— Stated task —
In the entries below, count each line holding the word "name". Answer with the total alone.

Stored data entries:
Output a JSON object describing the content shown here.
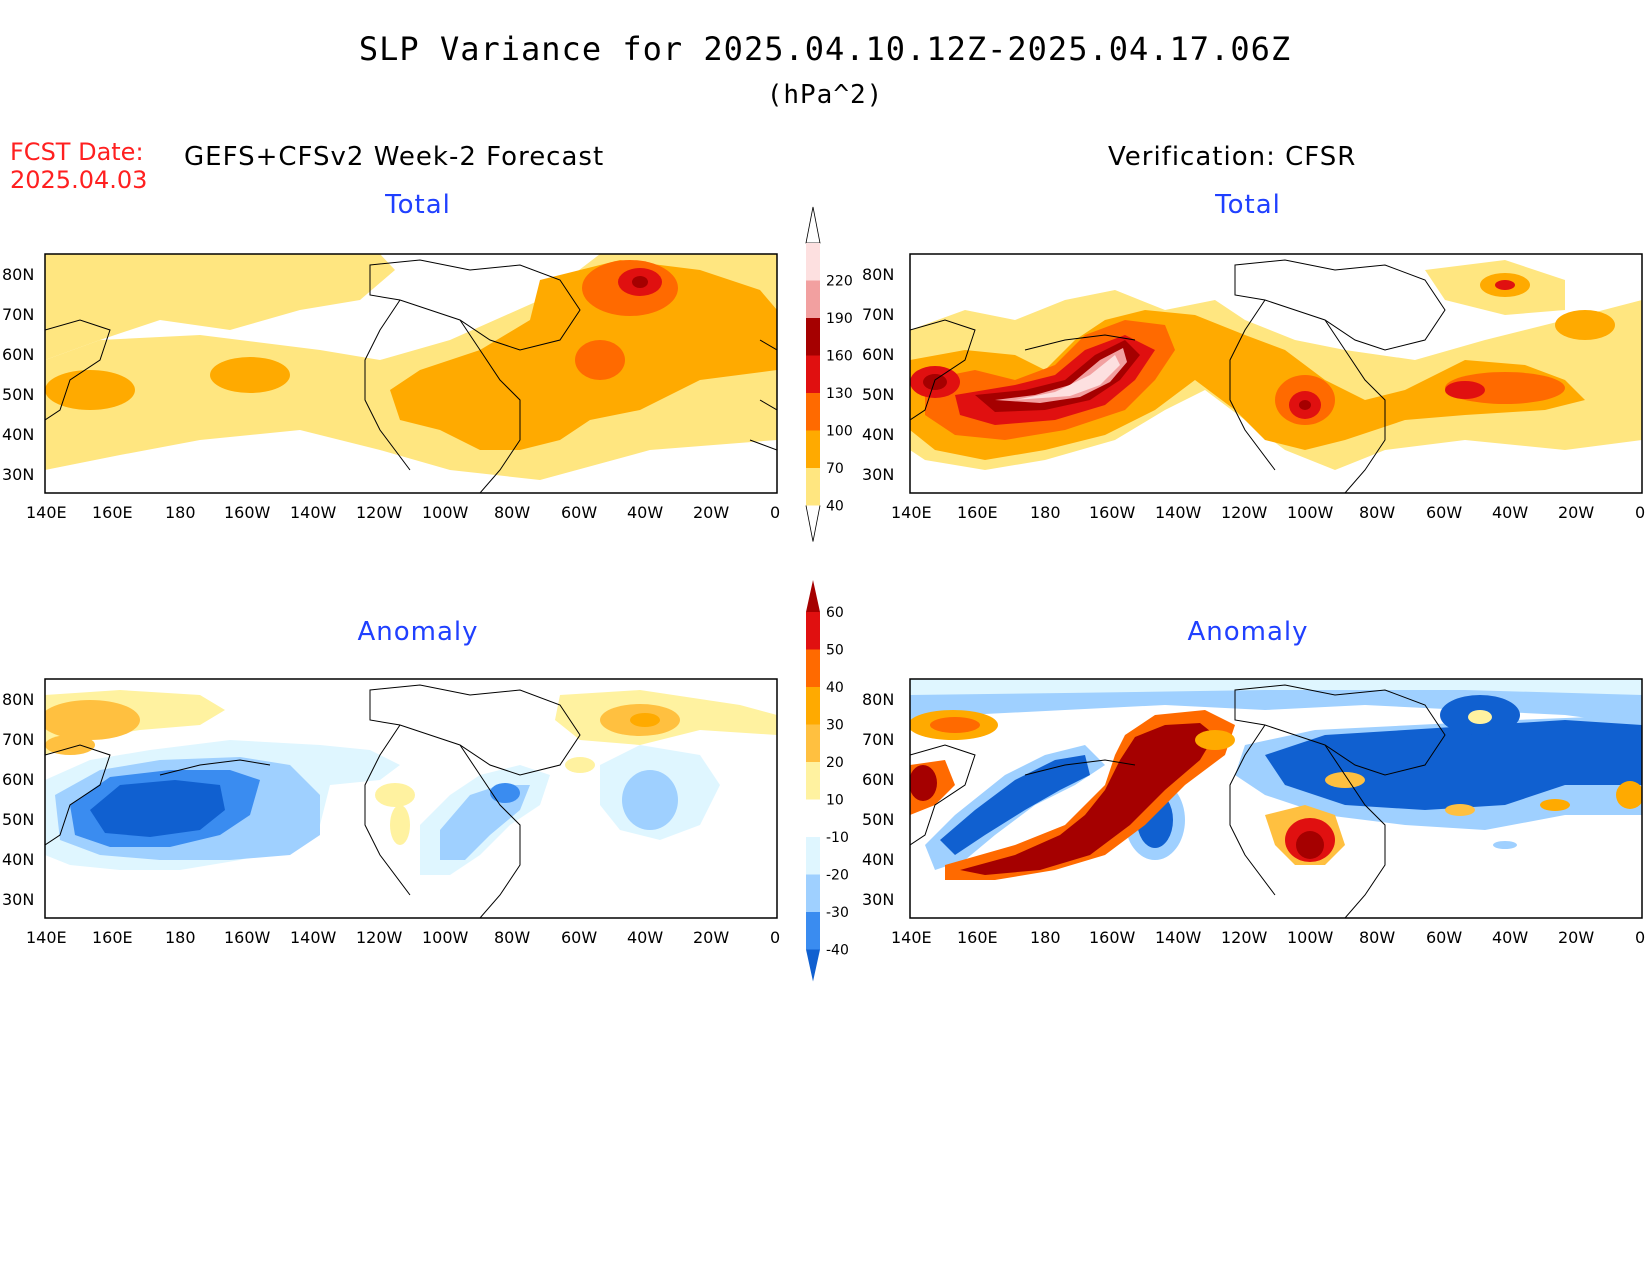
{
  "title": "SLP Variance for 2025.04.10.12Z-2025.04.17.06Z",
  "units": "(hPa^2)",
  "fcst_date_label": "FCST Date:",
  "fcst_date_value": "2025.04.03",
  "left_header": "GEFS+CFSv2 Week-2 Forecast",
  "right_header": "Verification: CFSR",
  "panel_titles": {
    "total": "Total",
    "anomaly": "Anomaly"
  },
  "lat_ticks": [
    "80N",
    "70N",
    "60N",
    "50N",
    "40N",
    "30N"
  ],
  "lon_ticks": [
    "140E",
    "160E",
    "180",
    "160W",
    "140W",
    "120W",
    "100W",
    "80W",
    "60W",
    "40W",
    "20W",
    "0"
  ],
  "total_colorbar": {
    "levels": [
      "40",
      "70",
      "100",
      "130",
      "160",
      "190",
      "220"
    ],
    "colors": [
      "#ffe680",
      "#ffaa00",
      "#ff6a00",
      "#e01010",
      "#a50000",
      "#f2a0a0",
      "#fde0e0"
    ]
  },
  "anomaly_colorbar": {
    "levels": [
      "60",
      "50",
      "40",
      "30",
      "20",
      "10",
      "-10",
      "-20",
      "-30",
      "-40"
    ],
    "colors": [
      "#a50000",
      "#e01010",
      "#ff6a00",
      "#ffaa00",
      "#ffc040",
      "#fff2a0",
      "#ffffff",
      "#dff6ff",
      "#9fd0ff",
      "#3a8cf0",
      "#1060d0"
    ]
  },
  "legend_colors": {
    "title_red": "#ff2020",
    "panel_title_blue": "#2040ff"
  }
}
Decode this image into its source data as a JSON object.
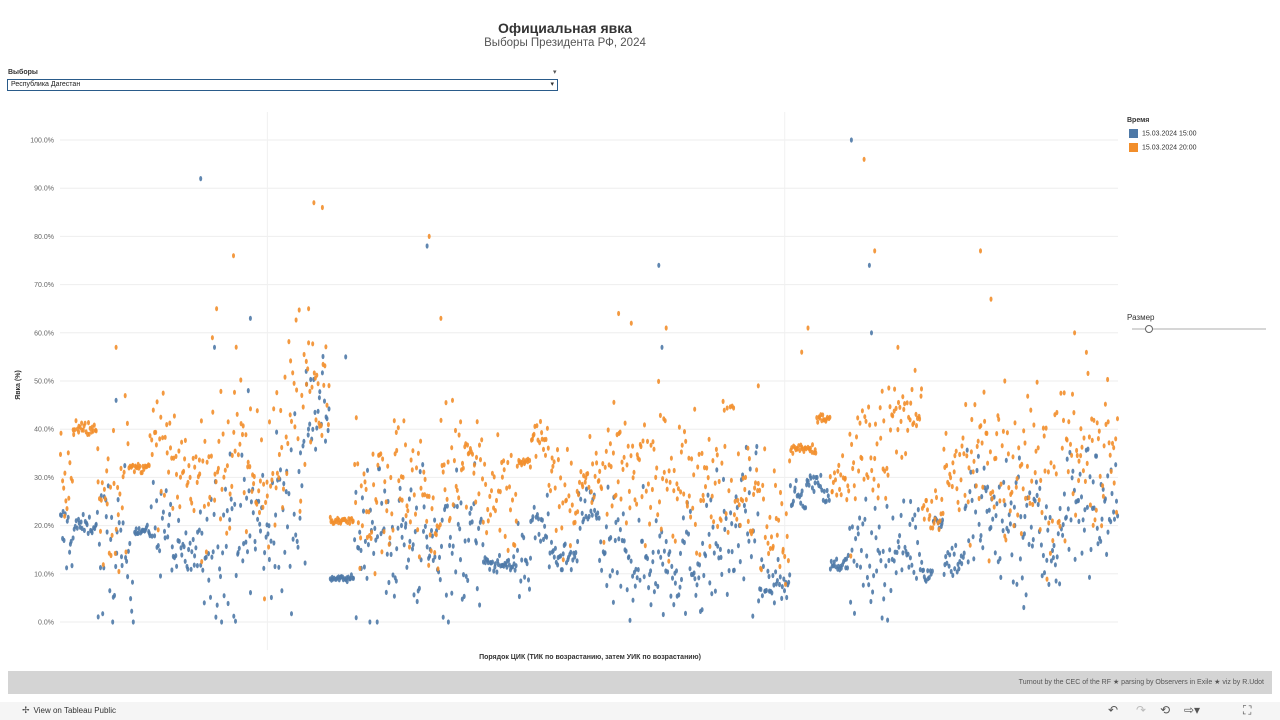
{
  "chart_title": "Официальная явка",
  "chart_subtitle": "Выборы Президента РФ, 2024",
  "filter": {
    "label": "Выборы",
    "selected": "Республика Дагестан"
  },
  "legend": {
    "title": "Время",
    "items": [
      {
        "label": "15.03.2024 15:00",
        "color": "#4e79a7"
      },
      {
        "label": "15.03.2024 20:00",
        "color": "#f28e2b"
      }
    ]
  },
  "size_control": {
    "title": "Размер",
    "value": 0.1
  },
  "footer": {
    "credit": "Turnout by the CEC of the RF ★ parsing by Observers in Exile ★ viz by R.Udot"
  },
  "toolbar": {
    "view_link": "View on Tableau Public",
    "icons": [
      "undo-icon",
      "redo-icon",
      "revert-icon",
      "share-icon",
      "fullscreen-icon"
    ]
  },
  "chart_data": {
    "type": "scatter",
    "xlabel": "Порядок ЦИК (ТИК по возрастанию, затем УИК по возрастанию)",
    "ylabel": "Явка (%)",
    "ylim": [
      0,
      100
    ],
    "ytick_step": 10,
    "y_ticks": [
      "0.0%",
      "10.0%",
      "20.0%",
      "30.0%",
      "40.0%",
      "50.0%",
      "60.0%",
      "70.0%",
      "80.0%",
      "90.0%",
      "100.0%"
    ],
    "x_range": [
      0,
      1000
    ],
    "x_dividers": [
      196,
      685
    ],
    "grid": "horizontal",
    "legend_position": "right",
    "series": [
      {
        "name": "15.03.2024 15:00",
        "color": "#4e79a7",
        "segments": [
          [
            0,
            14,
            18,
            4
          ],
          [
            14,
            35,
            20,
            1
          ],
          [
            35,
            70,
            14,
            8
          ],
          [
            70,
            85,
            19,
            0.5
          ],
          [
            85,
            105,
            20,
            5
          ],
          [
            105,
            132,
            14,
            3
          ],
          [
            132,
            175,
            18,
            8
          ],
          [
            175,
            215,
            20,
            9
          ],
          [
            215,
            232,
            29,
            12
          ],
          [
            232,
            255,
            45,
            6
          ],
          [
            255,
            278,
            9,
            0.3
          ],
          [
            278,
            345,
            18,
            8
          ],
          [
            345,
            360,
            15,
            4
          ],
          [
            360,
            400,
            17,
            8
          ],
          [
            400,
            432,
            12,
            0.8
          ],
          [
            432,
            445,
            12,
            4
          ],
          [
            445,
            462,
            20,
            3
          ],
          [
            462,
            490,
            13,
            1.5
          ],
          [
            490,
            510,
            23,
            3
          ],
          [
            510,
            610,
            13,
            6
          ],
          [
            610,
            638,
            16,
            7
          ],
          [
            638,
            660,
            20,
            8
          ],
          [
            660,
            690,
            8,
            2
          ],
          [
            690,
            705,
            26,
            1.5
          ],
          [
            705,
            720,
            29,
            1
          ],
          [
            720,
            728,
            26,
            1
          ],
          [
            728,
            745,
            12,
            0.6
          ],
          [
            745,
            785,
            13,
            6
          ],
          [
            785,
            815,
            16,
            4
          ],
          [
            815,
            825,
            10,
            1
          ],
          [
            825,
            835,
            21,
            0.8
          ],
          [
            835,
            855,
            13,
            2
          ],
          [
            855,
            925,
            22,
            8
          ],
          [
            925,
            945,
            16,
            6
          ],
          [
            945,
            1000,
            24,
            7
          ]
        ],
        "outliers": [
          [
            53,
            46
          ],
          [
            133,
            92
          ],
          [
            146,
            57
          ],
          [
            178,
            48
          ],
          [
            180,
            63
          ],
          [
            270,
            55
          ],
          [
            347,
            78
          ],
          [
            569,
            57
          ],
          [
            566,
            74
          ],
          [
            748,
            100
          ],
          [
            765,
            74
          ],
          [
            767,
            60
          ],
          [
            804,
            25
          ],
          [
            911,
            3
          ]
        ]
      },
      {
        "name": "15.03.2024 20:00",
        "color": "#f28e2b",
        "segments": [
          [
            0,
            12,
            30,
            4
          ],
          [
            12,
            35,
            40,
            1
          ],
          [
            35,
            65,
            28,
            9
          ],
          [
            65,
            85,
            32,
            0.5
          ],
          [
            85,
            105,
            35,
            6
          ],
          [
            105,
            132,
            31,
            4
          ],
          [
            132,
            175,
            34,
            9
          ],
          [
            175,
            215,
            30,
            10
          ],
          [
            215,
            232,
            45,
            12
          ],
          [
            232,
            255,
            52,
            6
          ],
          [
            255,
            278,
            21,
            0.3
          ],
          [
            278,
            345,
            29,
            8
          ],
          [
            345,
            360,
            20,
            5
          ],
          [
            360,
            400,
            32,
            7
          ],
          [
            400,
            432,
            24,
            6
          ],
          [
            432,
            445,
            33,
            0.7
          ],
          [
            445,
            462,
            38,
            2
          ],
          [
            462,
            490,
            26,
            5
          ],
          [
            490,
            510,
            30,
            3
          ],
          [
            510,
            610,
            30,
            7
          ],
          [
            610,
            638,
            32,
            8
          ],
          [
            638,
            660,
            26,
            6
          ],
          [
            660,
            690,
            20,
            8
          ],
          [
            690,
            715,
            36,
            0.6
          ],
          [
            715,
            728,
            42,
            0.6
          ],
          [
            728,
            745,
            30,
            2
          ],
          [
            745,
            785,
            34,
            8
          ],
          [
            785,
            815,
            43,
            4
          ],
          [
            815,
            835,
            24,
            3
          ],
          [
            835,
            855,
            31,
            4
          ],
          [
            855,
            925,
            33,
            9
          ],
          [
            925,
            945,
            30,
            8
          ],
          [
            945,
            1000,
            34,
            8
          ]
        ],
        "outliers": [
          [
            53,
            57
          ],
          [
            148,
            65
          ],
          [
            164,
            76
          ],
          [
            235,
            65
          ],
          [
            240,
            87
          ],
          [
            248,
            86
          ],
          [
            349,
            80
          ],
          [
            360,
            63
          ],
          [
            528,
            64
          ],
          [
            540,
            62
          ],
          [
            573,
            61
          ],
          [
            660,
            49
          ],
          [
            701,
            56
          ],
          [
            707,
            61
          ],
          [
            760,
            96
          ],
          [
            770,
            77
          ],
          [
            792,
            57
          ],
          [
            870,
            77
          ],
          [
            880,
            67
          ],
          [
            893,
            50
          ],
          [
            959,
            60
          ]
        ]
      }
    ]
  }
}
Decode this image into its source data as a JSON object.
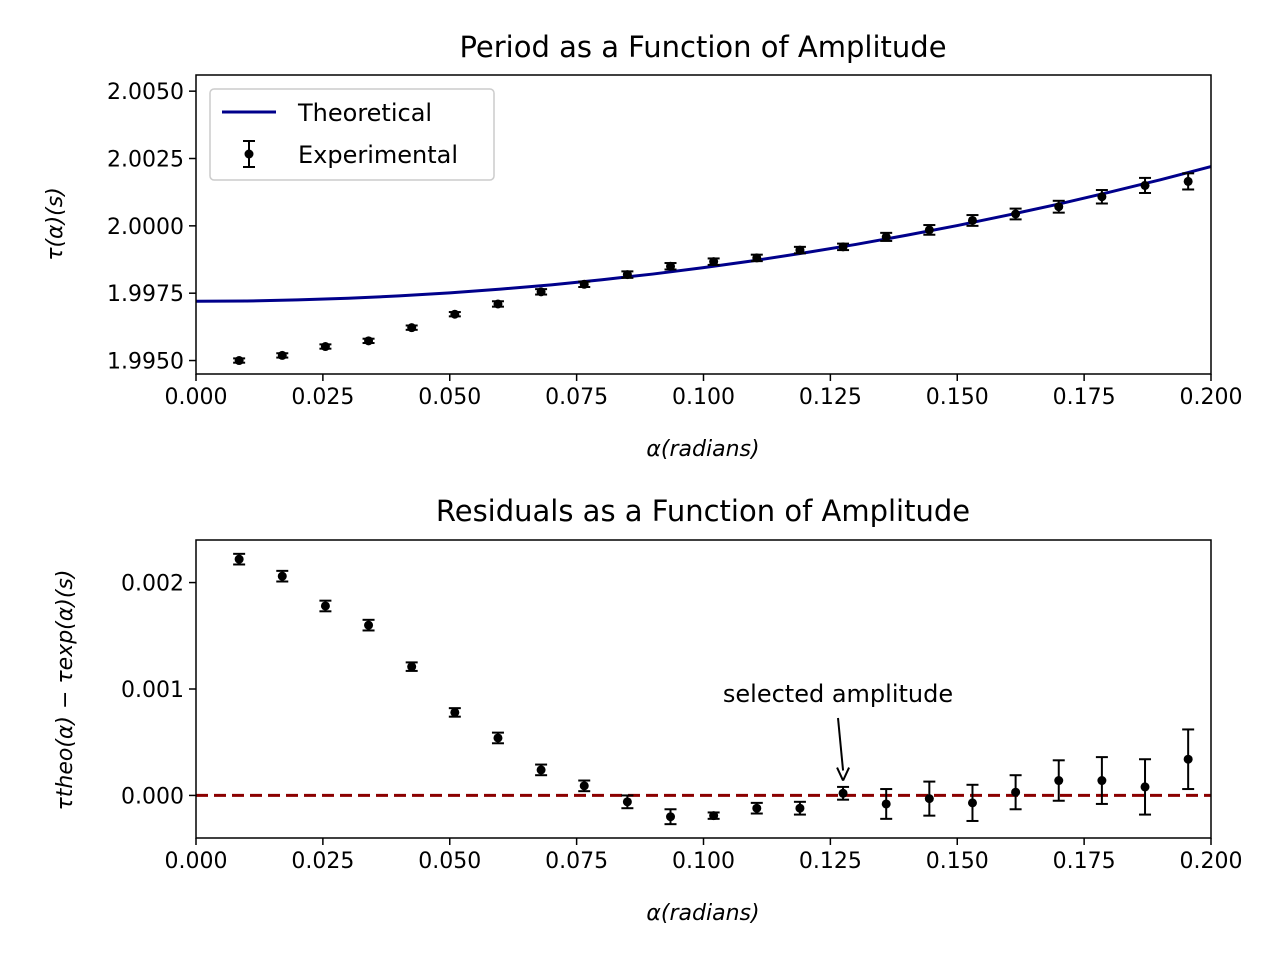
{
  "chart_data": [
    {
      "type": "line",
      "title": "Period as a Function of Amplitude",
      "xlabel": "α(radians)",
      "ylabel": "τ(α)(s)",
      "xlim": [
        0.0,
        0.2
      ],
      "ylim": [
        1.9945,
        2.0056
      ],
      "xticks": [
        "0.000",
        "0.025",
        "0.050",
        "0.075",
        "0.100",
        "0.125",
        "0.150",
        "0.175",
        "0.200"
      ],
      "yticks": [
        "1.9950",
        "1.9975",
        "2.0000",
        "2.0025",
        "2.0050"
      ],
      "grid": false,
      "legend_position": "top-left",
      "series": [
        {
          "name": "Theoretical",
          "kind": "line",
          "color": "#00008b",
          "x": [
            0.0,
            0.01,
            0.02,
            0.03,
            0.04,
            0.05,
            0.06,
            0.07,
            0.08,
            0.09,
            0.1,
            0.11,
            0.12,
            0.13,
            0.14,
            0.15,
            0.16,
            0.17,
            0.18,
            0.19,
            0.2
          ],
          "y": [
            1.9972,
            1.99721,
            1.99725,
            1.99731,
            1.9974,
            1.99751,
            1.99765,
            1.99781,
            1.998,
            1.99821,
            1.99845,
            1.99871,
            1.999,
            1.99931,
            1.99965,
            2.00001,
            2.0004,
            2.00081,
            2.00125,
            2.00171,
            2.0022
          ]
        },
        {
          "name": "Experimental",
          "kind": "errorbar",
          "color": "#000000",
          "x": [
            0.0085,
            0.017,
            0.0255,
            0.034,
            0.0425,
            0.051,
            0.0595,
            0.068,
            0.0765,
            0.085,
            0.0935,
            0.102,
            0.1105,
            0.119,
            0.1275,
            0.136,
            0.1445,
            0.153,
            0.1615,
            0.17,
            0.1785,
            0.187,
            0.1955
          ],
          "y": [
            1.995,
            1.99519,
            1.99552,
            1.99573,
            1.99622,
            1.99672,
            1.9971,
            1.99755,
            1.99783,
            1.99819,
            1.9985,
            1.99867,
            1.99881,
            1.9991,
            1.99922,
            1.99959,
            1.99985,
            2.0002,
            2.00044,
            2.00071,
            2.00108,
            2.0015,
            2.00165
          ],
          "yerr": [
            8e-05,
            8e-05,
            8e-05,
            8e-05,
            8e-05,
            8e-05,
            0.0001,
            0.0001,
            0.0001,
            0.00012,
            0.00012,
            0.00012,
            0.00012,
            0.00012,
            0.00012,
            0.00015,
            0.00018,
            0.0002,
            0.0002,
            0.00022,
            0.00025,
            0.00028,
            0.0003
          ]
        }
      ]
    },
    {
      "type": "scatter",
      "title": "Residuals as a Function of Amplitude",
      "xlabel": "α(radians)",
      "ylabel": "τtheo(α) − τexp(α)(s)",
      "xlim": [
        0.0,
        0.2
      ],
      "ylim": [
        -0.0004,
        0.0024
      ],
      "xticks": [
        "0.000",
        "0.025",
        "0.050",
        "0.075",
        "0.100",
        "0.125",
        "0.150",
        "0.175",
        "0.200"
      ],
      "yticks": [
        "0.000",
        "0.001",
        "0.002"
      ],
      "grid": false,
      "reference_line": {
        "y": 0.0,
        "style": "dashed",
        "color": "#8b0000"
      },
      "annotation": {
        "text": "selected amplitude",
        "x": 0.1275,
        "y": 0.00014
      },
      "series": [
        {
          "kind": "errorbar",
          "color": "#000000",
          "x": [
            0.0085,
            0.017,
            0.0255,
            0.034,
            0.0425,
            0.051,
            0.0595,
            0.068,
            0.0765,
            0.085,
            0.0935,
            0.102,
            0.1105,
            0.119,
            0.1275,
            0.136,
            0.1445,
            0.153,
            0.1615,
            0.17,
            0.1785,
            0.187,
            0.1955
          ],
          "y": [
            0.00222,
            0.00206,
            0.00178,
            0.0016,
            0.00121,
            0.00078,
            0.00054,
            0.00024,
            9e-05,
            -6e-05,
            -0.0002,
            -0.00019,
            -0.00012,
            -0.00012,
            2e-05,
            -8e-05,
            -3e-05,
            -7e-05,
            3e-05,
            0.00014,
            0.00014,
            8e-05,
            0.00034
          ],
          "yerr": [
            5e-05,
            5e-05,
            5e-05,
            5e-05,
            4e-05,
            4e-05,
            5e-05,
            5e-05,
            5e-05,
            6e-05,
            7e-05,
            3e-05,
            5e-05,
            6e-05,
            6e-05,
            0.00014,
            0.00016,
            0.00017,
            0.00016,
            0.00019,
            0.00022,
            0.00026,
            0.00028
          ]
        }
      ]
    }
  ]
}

— Solved problem —
4